WHAT THE TASK ASKS —
Quote word for word the lines of the listing, starting with the line that contains "ornament-tile (208, 0, 234, 26)" and going on through the line that contains "ornament-motif (114, 20, 120, 26)", with both of those lines included.

TASK INPUTS —
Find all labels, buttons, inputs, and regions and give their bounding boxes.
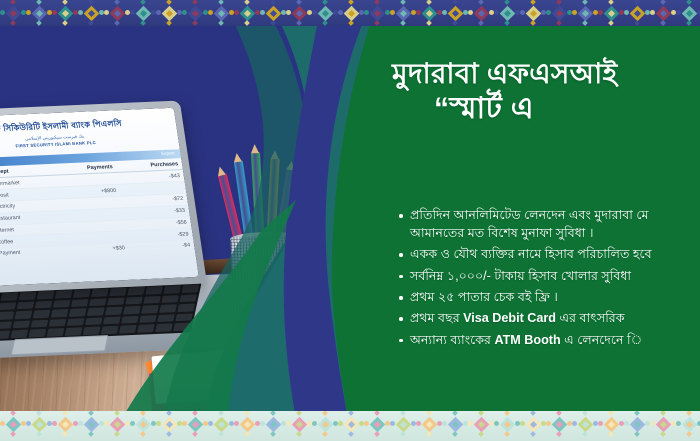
ornament-tile (208, 0, 234, 26)
ornament-tile (650, 0, 676, 26)
ornament-motif (650, 421, 655, 426)
promotional-banner: ফার্স্ট সিকিউরিটি ইসলামী ব্যাংক পিএলসি ب… (0, 0, 700, 441)
ornament-tile (26, 0, 52, 26)
ornament-motif (504, 20, 510, 26)
ornament-motif (234, 421, 239, 426)
ornament-motif (634, 431, 640, 437)
ornament-motif (10, 0, 16, 5)
ornament-motif (244, 411, 250, 416)
ornament-motif (208, 10, 213, 15)
ornament-motif (530, 431, 536, 437)
ornament-motif (286, 10, 291, 15)
ornament-motif (374, 411, 380, 416)
ornament-tile (468, 0, 494, 26)
ornament-tile (494, 0, 520, 26)
ornament-tile (416, 0, 442, 26)
ornament-motif (62, 431, 68, 437)
bullet-visa-debit-card: প্রথম বছর Visa Debit Card এর বাৎসরিক (410, 310, 700, 328)
ornament-tile (78, 411, 104, 441)
ornament-tile (624, 411, 650, 441)
ornament-motif (556, 411, 562, 416)
ornament-motif (192, 431, 198, 437)
ornament-motif (114, 20, 120, 26)
ornament-tile (442, 0, 468, 26)
ornament-motif (452, 20, 458, 26)
ornament-motif (546, 421, 551, 426)
bullet-minimum-deposit: সর্বনিম্ন ১,০০০/- টাকায় হিসাব খোলার সুব… (410, 268, 700, 286)
ornament-motif (598, 421, 603, 426)
ornament-motif (156, 10, 161, 15)
ornament-motif (504, 431, 510, 437)
ornament-motif (634, 411, 640, 416)
ornament-motif (244, 0, 250, 5)
ornament-tile (390, 411, 416, 441)
ornament-motif (62, 20, 68, 26)
ornament-motif (114, 431, 120, 437)
ornament-motif (140, 0, 146, 5)
ornament-motif (452, 431, 458, 437)
ornament-motif (218, 431, 224, 437)
ornament-motif (416, 421, 421, 426)
ornament-tile (130, 0, 156, 26)
ornament-tile (442, 411, 468, 441)
ornament-motif (182, 10, 187, 15)
ornament-band-top (0, 0, 700, 26)
ornament-motif (400, 0, 406, 5)
ornament-tile (676, 0, 700, 26)
ornament-motif (296, 0, 302, 5)
ornament-motif (322, 411, 328, 416)
ornament-motif (62, 411, 68, 416)
ornament-motif (296, 411, 302, 416)
ornament-motif (156, 421, 161, 426)
ornament-motif (78, 421, 83, 426)
ornament-tile (52, 0, 78, 26)
ornament-tile (416, 411, 442, 441)
ornament-motif (478, 20, 484, 26)
ornament-motif (582, 0, 588, 5)
ornament-motif (10, 411, 16, 416)
ornament-tile (260, 0, 286, 26)
ornament-motif (598, 10, 603, 15)
ornament-tile (182, 0, 208, 26)
ornament-motif (676, 421, 681, 426)
ornament-motif (556, 0, 562, 5)
ornament-motif (374, 20, 380, 26)
ornament-motif (348, 411, 354, 416)
ornament-motif (608, 0, 614, 5)
ornament-motif (416, 10, 421, 15)
ornament-tile (364, 0, 390, 26)
ornament-motif (26, 421, 31, 426)
ornament-motif (244, 20, 250, 26)
ornament-motif (10, 431, 16, 437)
ornament-motif (608, 431, 614, 437)
ornament-motif (218, 411, 224, 416)
ornament-motif (624, 10, 629, 15)
ornament-motif (530, 411, 536, 416)
ornament-motif (114, 0, 120, 5)
ornament-motif (26, 10, 31, 15)
ornament-motif (260, 421, 265, 426)
ornament-motif (582, 20, 588, 26)
ornament-motif (338, 421, 343, 426)
ornament-motif (36, 411, 42, 416)
ornament-motif (0, 10, 5, 15)
bullet-unlimited-transaction: প্রতিদিন আনলিমিটেড লেনদেন এবং মুদারাবা ম… (410, 207, 700, 243)
ornament-motif (270, 431, 276, 437)
ornament-motif (348, 431, 354, 437)
ornament-band-bottom (0, 411, 700, 441)
ornament-tile (520, 411, 546, 441)
ornament-tile (26, 411, 52, 441)
ornament-tile (598, 411, 624, 441)
ornament-tile (598, 0, 624, 26)
ornament-tile (390, 0, 416, 26)
headline-line-1: মুদারাবা এফএসআই (392, 56, 700, 91)
ornament-tile (468, 411, 494, 441)
ornament-motif (62, 0, 68, 5)
ornament-motif (338, 10, 343, 15)
ornament-tile (338, 0, 364, 26)
ornament-tile (650, 411, 676, 441)
ornament-motif (504, 0, 510, 5)
ornament-motif (390, 10, 395, 15)
ornament-motif (400, 431, 406, 437)
ornament-motif (478, 431, 484, 437)
ornament-motif (312, 421, 317, 426)
ornament-motif (52, 10, 57, 15)
ornament-tile (312, 0, 338, 26)
ornament-tile (286, 0, 312, 26)
ornament-motif (182, 421, 187, 426)
ornament-tile (156, 0, 182, 26)
bullet-other-bank-atm: অন্যান্য ব্যাংকের ATM Booth এ লেনদেনে ি (410, 332, 700, 350)
ornament-motif (452, 411, 458, 416)
ornament-motif (660, 20, 666, 26)
ornament-motif (374, 431, 380, 437)
ornament-motif (0, 421, 5, 426)
ornament-motif (686, 431, 692, 437)
ornament-tile (78, 0, 104, 26)
ornament-motif (88, 431, 94, 437)
ornament-motif (10, 20, 16, 26)
ornament-motif (634, 0, 640, 5)
ornament-motif (52, 421, 57, 426)
ornament-tile (286, 411, 312, 441)
ornament-motif (296, 431, 302, 437)
ornament-motif (130, 10, 135, 15)
ornament-tile (546, 0, 572, 26)
ornament-motif (114, 411, 120, 416)
ornament-motif (556, 431, 562, 437)
ornament-motif (286, 421, 291, 426)
ornament-motif (322, 431, 328, 437)
ornament-motif (608, 411, 614, 416)
ornament-motif (546, 10, 551, 15)
ornament-motif (468, 10, 473, 15)
ornament-tile (572, 411, 598, 441)
ornament-motif (166, 20, 172, 26)
ornament-motif (520, 421, 525, 426)
ornament-tile (130, 411, 156, 441)
ornament-motif (530, 0, 536, 5)
ornament-motif (364, 421, 369, 426)
ornament-motif (322, 0, 328, 5)
ornament-motif (572, 10, 577, 15)
ornament-tile (182, 411, 208, 441)
ornament-tile (572, 0, 598, 26)
ornament-motif (88, 0, 94, 5)
ornament-motif (166, 431, 172, 437)
ornament-tile (234, 0, 260, 26)
ornament-tile (312, 411, 338, 441)
ornament-motif (218, 20, 224, 26)
ornament-motif (234, 10, 239, 15)
ornament-motif (208, 421, 213, 426)
ornament-tile (104, 411, 130, 441)
ornament-motif (270, 20, 276, 26)
ornament-motif (494, 10, 499, 15)
ornament-motif (530, 20, 536, 26)
promo-content: মুদারাবা এফএসআই “স্মার্ট এ প্রতিদিন আনলি… (392, 0, 700, 441)
ornament-motif (452, 0, 458, 5)
ornament-motif (504, 411, 510, 416)
ornament-tile (208, 411, 234, 441)
ornament-tile (624, 0, 650, 26)
ornament-motif (192, 411, 198, 416)
ornament-tile (364, 411, 390, 441)
ornament-motif (468, 421, 473, 426)
ornament-motif (478, 0, 484, 5)
ornament-motif (660, 0, 666, 5)
ornament-motif (270, 411, 276, 416)
ornament-motif (374, 0, 380, 5)
ornament-tile (676, 411, 700, 441)
ornament-motif (364, 10, 369, 15)
ornament-motif (608, 20, 614, 26)
ornament-motif (426, 20, 432, 26)
ornament-motif (270, 0, 276, 5)
ornament-motif (686, 411, 692, 416)
headline-line-2: “স্মার্ট এ (434, 91, 700, 127)
ornament-motif (582, 411, 588, 416)
ornament-motif (192, 20, 198, 26)
ornament-motif (312, 10, 317, 15)
ornament-motif (426, 411, 432, 416)
ornament-motif (650, 10, 655, 15)
ornament-motif (624, 421, 629, 426)
feature-bullet-list: প্রতিদিন আনলিমিটেড লেনদেন এবং মুদারাবা ম… (394, 207, 700, 353)
ornament-motif (192, 0, 198, 5)
ornament-tile (234, 411, 260, 441)
ornament-motif (582, 431, 588, 437)
ornament-tile (0, 411, 26, 441)
ornament-motif (426, 0, 432, 5)
ornament-motif (88, 411, 94, 416)
ornament-tile (338, 411, 364, 441)
ornament-motif (660, 411, 666, 416)
ornament-tile (0, 0, 26, 26)
ornament-motif (572, 421, 577, 426)
ornament-motif (390, 421, 395, 426)
ornament-motif (494, 421, 499, 426)
ornament-motif (140, 431, 146, 437)
ornament-motif (520, 10, 525, 15)
ornament-motif (104, 10, 109, 15)
ornament-motif (166, 411, 172, 416)
ornament-tile (156, 411, 182, 441)
ornament-tile (546, 411, 572, 441)
ornament-motif (140, 411, 146, 416)
ornament-motif (676, 10, 681, 15)
ornament-motif (130, 421, 135, 426)
ornament-motif (348, 20, 354, 26)
ornament-motif (686, 20, 692, 26)
ornament-motif (260, 10, 265, 15)
ornament-motif (322, 20, 328, 26)
ornament-motif (36, 431, 42, 437)
ornament-motif (244, 431, 250, 437)
ornament-motif (36, 20, 42, 26)
ornament-motif (426, 431, 432, 437)
ornament-motif (36, 0, 42, 5)
ornament-motif (660, 431, 666, 437)
ornament-tile (260, 411, 286, 441)
ornament-motif (104, 421, 109, 426)
ornament-motif (296, 20, 302, 26)
ornament-motif (88, 20, 94, 26)
ornament-motif (686, 0, 692, 5)
bullet-single-joint-account: একক ও যৌথ ব্যক্তির নামে হিসাব পরিচালিত হ… (410, 246, 700, 264)
ornament-motif (78, 10, 83, 15)
ornament-tile (52, 411, 78, 441)
ornament-motif (556, 20, 562, 26)
ornament-motif (166, 0, 172, 5)
ornament-motif (634, 20, 640, 26)
ornament-motif (478, 411, 484, 416)
ornament-motif (140, 20, 146, 26)
ornament-tile (520, 0, 546, 26)
headline: মুদারাবা এফএসআই “স্মার্ট এ (392, 56, 700, 127)
ornament-motif (218, 0, 224, 5)
ornament-tile (104, 0, 130, 26)
ornament-motif (442, 10, 447, 15)
ornament-motif (400, 411, 406, 416)
ornament-motif (348, 0, 354, 5)
ornament-motif (400, 20, 406, 26)
ornament-motif (442, 421, 447, 426)
ornament-tile (494, 411, 520, 441)
bullet-free-cheque-book: প্রথম ২৫ পাতার চেক বই ফ্রি । (410, 289, 700, 307)
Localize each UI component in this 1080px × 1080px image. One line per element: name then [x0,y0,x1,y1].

COMPLETE RESPONSE —
ornament-tile (208, 0, 234, 26)
ornament-tile (650, 0, 676, 26)
ornament-motif (650, 421, 655, 426)
promotional-banner: ফার্স্ট সিকিউরিটি ইসলামী ব্যাংক পিএলসি ب… (0, 0, 700, 441)
ornament-tile (26, 0, 52, 26)
ornament-motif (504, 20, 510, 26)
ornament-motif (234, 421, 239, 426)
ornament-motif (634, 431, 640, 437)
ornament-motif (10, 0, 16, 5)
ornament-motif (244, 411, 250, 416)
ornament-motif (208, 10, 213, 15)
ornament-motif (530, 431, 536, 437)
ornament-motif (286, 10, 291, 15)
ornament-motif (374, 411, 380, 416)
ornament-tile (468, 0, 494, 26)
ornament-tile (494, 0, 520, 26)
ornament-tile (416, 0, 442, 26)
ornament-motif (62, 431, 68, 437)
bullet-visa-debit-card: প্রথম বছর Visa Debit Card এর বাৎসরিক (410, 310, 700, 328)
ornament-tile (78, 411, 104, 441)
ornament-tile (624, 411, 650, 441)
ornament-motif (556, 411, 562, 416)
ornament-motif (192, 431, 198, 437)
ornament-motif (114, 20, 120, 26)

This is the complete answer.